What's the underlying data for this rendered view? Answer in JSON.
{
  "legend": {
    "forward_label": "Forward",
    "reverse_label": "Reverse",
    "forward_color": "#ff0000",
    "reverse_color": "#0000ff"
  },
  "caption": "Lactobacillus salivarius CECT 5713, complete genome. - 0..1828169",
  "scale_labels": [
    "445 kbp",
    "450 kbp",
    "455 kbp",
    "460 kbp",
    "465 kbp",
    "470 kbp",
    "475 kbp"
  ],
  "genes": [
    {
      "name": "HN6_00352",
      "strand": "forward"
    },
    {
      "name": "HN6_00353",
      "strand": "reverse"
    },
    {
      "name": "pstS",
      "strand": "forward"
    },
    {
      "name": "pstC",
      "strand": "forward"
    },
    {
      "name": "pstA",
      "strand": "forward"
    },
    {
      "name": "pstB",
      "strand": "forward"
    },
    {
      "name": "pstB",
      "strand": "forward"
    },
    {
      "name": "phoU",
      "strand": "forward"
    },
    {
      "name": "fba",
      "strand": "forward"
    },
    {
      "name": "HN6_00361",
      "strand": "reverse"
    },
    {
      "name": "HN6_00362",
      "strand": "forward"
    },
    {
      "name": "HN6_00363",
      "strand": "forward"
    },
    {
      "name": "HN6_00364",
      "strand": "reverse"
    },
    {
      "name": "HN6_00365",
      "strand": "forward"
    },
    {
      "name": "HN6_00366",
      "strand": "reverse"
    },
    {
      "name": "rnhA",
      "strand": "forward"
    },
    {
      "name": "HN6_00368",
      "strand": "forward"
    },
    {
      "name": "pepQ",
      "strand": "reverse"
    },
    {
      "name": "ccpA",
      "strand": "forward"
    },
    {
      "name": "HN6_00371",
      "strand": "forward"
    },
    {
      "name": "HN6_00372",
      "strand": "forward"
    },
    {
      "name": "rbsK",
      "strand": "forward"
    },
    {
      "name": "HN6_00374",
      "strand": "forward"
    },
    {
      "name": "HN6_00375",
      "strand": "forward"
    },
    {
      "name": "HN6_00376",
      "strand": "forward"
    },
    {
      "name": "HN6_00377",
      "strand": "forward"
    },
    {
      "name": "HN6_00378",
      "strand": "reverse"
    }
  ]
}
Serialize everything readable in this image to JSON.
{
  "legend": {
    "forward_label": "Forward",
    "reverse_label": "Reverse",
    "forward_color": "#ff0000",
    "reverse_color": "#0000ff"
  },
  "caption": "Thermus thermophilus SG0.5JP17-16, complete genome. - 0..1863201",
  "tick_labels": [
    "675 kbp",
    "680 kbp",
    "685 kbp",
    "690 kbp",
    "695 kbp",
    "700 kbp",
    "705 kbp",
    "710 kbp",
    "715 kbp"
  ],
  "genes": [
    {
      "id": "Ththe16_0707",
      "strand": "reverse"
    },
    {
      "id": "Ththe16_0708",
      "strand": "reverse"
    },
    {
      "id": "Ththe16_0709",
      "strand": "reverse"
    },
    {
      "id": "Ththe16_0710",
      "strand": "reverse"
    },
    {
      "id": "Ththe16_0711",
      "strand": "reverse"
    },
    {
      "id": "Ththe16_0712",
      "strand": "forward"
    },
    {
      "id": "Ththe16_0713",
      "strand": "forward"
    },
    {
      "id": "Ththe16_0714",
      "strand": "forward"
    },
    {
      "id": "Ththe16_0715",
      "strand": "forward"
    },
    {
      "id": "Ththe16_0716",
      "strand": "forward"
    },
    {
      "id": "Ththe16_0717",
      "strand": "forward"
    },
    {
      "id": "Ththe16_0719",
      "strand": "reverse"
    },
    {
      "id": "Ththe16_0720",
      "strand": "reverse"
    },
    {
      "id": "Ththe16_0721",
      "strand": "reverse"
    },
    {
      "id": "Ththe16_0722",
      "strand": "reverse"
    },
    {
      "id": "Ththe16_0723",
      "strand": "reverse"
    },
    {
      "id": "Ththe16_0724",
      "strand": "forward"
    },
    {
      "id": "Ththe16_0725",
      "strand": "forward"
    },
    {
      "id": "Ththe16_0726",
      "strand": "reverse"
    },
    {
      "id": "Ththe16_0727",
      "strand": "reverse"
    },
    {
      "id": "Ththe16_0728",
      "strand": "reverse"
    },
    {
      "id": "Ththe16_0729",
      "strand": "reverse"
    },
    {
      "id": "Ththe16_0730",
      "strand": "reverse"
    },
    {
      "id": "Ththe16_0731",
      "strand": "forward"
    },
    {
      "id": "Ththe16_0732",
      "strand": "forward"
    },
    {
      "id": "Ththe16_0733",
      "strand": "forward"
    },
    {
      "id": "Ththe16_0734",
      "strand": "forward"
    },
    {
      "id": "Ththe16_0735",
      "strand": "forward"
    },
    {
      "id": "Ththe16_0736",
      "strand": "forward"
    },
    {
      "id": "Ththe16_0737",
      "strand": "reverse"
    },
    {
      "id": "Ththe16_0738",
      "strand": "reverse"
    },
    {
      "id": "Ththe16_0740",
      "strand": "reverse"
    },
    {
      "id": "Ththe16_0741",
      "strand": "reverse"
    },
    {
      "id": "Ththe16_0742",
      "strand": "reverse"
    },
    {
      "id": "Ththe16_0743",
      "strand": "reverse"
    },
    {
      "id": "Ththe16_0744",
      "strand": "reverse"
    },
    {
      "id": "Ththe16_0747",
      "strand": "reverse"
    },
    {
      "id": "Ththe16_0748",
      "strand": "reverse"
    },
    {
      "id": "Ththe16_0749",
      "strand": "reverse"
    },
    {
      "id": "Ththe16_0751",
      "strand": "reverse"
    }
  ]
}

◆ To do:
Select every line in the records above that contains the word "caption".

◆ Expected output:
  "caption": "Lactobacillus salivarius CECT 5713, complete genome. - 0..1828169",
  "caption": "Thermus thermophilus SG0.5JP17-16, complete genome. - 0..1863201",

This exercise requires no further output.